WORK TO DO
From the records below, copy every line that contains the word "channels".

(Stored data entries)
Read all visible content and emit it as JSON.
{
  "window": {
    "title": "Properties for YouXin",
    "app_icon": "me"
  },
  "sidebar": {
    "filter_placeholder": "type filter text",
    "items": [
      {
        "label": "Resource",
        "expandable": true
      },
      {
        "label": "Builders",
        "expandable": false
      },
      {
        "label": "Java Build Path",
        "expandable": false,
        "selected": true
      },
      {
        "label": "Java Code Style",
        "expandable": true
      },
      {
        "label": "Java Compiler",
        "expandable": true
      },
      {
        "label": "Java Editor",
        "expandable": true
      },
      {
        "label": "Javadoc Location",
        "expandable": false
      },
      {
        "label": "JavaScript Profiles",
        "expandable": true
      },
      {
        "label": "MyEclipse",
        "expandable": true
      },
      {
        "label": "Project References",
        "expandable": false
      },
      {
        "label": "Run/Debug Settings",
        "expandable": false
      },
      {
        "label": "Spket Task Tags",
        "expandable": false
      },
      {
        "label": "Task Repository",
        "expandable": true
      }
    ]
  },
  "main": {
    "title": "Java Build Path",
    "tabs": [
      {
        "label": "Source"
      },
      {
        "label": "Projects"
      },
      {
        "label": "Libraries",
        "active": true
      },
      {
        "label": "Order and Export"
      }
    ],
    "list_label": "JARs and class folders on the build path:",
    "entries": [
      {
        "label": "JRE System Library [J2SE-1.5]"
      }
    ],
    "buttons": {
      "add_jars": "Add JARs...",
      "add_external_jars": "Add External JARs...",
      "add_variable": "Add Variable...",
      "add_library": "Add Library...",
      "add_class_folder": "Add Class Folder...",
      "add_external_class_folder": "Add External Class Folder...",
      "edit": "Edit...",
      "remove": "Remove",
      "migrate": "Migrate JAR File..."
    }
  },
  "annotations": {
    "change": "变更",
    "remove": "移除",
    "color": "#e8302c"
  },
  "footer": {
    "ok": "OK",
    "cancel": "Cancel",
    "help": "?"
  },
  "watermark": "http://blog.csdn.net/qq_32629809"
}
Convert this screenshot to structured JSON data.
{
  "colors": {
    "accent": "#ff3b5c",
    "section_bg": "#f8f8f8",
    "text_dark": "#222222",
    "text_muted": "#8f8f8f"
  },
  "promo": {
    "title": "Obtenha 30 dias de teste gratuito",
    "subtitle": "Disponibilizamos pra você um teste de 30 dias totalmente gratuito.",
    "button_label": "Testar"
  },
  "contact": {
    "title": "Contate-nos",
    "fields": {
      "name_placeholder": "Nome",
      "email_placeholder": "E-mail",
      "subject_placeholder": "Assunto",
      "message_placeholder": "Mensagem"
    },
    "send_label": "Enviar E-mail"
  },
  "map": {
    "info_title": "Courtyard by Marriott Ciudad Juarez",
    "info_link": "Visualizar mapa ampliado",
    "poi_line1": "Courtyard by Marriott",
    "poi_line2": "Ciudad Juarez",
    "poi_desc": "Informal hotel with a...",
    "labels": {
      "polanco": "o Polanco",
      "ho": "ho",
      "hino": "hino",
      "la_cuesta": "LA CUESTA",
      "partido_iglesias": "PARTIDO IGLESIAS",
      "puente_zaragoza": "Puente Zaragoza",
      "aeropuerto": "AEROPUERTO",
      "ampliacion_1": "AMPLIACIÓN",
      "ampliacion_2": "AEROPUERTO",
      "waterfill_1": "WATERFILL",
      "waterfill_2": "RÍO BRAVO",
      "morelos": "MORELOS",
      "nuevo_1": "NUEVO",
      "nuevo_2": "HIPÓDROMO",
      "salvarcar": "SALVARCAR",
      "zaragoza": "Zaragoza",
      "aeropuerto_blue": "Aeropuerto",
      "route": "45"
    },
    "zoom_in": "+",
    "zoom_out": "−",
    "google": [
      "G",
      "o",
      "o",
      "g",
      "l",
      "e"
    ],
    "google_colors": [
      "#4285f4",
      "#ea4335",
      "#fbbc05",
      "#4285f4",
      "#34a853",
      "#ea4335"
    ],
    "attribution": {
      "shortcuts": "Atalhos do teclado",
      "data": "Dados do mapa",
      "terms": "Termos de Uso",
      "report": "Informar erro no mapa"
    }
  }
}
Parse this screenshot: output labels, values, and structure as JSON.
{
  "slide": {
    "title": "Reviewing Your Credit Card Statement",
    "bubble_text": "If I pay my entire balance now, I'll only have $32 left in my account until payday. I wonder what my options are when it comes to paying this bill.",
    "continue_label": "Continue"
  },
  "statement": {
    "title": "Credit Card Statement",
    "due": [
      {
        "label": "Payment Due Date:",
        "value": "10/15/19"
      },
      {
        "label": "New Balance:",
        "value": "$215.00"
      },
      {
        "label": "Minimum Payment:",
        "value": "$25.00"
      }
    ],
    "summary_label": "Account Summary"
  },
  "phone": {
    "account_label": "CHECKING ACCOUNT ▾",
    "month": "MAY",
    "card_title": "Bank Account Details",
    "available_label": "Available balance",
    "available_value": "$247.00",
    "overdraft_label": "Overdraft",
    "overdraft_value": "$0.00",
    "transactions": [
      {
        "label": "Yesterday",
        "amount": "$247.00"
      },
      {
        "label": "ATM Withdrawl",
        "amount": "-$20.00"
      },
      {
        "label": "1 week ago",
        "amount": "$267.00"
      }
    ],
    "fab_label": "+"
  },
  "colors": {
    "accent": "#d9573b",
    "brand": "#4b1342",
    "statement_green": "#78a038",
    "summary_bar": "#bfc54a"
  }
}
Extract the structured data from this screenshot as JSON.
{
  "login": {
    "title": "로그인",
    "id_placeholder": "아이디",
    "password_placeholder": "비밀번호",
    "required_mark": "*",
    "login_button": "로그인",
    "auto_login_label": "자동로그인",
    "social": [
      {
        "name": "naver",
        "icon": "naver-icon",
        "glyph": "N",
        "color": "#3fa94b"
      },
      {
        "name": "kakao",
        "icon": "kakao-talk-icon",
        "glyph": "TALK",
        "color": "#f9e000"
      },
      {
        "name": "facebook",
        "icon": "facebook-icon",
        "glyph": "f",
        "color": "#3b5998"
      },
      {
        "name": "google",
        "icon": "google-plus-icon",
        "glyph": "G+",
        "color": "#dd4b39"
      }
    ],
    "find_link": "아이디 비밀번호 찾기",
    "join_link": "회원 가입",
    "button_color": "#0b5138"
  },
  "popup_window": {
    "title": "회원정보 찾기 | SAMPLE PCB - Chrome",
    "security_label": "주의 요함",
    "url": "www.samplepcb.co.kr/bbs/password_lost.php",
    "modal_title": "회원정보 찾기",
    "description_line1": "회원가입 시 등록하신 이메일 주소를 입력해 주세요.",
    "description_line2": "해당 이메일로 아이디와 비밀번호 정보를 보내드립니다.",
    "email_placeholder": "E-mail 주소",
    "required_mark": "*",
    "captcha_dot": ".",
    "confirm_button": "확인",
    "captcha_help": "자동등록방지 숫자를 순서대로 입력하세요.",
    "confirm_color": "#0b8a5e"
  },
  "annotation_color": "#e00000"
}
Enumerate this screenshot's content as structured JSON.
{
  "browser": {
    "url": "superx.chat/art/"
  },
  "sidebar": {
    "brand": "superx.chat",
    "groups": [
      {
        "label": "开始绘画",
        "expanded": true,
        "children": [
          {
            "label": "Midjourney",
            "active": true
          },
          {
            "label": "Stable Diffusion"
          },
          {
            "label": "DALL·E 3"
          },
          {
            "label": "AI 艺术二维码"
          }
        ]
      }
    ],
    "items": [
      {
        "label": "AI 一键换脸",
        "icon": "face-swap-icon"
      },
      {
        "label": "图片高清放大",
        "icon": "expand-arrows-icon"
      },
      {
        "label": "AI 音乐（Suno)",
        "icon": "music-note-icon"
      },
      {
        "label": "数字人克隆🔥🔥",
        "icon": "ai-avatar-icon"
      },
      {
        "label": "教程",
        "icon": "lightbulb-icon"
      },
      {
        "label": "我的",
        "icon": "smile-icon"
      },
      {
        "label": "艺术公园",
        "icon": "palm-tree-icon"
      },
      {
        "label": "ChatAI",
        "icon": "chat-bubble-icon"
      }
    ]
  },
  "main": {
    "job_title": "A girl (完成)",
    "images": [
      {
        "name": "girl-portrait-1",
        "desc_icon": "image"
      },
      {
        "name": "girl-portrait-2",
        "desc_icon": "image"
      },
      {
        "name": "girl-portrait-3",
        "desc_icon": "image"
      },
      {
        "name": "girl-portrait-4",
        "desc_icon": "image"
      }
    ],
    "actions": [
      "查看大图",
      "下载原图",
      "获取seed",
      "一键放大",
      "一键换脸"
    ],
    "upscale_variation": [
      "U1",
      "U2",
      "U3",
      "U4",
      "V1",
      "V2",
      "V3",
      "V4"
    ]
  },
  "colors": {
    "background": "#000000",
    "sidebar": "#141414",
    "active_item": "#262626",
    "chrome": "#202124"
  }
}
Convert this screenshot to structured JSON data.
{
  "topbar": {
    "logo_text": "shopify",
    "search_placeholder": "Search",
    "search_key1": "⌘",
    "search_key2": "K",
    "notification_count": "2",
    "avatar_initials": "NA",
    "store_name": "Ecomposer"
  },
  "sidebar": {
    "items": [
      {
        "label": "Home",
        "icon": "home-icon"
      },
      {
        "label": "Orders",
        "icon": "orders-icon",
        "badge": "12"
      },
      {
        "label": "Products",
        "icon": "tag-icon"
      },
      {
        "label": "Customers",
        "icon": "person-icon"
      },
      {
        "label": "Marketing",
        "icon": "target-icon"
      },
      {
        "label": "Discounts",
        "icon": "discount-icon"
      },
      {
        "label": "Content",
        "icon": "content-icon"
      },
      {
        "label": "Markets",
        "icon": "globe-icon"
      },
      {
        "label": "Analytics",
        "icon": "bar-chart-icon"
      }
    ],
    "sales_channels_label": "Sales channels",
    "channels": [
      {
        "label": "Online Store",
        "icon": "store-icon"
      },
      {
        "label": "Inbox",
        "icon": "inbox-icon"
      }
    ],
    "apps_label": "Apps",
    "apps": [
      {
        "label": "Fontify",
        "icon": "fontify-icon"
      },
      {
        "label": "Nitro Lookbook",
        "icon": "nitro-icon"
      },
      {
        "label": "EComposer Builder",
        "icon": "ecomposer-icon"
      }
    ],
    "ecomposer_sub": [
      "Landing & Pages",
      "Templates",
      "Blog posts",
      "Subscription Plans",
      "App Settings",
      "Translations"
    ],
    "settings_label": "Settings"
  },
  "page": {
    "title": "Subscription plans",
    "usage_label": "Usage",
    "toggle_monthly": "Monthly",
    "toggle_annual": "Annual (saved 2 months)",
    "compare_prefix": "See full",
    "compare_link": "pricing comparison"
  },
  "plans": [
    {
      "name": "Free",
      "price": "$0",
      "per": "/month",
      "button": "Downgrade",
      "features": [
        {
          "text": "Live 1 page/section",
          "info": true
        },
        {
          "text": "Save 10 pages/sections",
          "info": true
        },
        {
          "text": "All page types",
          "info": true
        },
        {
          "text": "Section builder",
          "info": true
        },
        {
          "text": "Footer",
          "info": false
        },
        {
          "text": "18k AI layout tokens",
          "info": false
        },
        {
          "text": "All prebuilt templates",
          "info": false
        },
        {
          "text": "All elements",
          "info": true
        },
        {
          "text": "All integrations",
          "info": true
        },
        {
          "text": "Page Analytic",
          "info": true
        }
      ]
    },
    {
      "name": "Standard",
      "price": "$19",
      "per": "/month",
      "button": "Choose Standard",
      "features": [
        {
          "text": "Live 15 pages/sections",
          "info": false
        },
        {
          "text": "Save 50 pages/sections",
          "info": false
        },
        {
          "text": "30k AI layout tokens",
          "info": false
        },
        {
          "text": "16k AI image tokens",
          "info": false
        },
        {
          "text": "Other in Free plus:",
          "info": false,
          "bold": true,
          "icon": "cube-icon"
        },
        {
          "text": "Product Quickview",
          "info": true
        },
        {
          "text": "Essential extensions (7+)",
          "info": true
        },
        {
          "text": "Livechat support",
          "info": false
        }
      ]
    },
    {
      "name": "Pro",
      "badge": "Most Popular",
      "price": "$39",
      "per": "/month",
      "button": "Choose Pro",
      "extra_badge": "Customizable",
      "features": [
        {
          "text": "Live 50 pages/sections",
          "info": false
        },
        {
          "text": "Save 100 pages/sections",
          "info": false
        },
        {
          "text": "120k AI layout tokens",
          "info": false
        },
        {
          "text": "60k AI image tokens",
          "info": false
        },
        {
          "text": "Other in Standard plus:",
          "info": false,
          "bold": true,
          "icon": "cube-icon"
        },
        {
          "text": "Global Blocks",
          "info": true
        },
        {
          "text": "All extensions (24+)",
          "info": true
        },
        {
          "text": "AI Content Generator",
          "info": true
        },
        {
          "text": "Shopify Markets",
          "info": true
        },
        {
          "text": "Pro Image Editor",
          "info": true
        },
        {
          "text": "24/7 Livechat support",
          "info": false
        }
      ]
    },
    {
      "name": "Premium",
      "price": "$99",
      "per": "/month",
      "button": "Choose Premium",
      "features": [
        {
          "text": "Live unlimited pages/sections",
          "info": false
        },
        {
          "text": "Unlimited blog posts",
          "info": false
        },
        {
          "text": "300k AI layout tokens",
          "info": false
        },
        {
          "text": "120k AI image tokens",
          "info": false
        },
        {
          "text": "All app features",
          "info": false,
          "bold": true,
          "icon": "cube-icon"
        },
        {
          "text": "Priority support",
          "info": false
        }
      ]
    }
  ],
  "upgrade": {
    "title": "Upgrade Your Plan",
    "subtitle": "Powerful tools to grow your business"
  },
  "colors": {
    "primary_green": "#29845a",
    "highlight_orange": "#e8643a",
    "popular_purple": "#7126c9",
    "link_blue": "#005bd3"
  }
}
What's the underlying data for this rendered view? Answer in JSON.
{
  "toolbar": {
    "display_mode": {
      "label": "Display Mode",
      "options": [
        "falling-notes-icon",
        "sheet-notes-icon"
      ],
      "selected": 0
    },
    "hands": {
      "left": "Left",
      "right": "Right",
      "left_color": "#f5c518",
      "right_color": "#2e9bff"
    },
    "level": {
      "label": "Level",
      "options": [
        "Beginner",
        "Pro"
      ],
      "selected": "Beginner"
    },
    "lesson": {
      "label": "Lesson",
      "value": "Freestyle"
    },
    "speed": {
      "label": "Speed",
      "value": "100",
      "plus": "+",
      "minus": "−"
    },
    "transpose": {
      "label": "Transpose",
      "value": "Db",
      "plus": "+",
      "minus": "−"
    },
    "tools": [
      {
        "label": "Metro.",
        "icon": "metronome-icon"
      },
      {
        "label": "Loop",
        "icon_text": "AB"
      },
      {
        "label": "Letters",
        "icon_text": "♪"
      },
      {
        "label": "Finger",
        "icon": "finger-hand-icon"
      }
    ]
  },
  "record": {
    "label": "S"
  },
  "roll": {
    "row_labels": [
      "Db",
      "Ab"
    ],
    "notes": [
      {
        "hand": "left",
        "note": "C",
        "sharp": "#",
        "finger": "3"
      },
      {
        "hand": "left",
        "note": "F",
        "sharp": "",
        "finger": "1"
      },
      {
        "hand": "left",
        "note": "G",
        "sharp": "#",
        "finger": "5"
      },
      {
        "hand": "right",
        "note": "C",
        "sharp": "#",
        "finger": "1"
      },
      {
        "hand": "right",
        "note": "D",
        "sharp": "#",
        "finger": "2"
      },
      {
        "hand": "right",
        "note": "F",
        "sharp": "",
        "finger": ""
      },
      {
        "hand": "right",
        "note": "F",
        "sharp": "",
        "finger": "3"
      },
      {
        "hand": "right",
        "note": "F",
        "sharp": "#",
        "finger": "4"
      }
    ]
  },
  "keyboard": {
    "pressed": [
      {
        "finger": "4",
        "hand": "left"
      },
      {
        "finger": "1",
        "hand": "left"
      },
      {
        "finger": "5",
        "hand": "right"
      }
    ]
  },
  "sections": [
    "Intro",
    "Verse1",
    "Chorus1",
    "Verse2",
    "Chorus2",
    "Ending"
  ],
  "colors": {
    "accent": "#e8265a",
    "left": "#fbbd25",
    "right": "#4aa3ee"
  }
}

OUTPUT OF THE EXERCISE
    "sales_channels_label": "Sales channels",
    "channels": [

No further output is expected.